:: SHORT PROBLEM ::
Find the number of lines containing the string "ylabel" in the data. Answer with the number by itself.

──────── THE RECORDS ────────

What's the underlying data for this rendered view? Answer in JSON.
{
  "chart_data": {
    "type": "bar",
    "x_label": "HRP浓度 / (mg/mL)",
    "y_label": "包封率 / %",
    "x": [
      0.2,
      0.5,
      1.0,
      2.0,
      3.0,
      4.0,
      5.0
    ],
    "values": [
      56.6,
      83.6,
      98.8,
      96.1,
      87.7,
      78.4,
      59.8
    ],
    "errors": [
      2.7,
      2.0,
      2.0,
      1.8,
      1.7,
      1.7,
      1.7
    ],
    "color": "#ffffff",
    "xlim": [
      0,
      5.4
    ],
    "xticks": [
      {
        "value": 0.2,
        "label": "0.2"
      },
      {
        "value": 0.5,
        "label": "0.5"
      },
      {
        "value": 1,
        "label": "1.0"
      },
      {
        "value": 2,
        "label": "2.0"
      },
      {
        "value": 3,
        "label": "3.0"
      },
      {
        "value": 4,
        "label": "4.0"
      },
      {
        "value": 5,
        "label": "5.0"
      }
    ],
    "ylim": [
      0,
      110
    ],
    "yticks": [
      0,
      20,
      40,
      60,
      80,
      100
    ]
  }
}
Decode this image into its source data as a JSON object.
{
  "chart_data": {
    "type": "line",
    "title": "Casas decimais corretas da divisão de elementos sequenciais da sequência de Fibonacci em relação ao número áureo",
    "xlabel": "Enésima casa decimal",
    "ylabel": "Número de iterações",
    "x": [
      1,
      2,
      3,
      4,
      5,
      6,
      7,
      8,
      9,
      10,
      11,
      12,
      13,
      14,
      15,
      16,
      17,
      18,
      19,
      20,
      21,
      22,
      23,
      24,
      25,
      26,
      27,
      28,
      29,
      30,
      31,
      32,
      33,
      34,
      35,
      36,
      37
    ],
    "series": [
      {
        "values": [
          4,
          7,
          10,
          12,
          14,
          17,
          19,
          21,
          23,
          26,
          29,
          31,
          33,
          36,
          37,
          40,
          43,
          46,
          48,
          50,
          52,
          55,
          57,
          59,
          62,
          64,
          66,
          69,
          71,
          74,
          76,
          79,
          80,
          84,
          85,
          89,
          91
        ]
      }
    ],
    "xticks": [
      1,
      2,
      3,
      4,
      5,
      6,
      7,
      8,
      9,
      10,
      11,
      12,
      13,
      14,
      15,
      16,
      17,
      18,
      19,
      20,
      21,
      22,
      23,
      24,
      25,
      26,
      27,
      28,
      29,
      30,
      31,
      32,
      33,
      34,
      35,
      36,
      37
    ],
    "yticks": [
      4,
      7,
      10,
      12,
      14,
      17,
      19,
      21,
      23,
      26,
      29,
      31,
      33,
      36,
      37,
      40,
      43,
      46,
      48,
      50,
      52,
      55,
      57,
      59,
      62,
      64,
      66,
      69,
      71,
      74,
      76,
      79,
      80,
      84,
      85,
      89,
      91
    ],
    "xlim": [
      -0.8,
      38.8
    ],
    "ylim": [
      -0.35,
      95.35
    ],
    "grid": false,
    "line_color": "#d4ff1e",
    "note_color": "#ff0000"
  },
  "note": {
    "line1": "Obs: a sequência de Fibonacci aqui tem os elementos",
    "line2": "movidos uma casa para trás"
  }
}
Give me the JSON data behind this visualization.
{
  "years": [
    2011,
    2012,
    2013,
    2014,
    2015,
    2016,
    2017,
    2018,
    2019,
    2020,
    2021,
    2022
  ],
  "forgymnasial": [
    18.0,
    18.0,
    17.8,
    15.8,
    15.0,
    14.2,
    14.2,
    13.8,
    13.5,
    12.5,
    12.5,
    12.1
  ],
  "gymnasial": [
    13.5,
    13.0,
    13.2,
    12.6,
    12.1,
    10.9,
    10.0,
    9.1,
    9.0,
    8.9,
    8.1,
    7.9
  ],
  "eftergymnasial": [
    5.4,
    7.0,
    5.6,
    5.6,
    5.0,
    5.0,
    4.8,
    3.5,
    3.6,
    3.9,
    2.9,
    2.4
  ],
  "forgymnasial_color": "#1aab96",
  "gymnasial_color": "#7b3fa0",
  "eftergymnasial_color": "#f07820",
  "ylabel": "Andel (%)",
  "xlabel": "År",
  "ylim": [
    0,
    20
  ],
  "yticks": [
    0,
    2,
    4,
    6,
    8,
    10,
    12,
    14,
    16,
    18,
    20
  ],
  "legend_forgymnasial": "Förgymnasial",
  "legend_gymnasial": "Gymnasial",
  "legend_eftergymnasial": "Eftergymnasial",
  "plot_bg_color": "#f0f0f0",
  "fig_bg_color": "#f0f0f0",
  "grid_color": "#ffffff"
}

────────

:: FINAL RESULT ::
2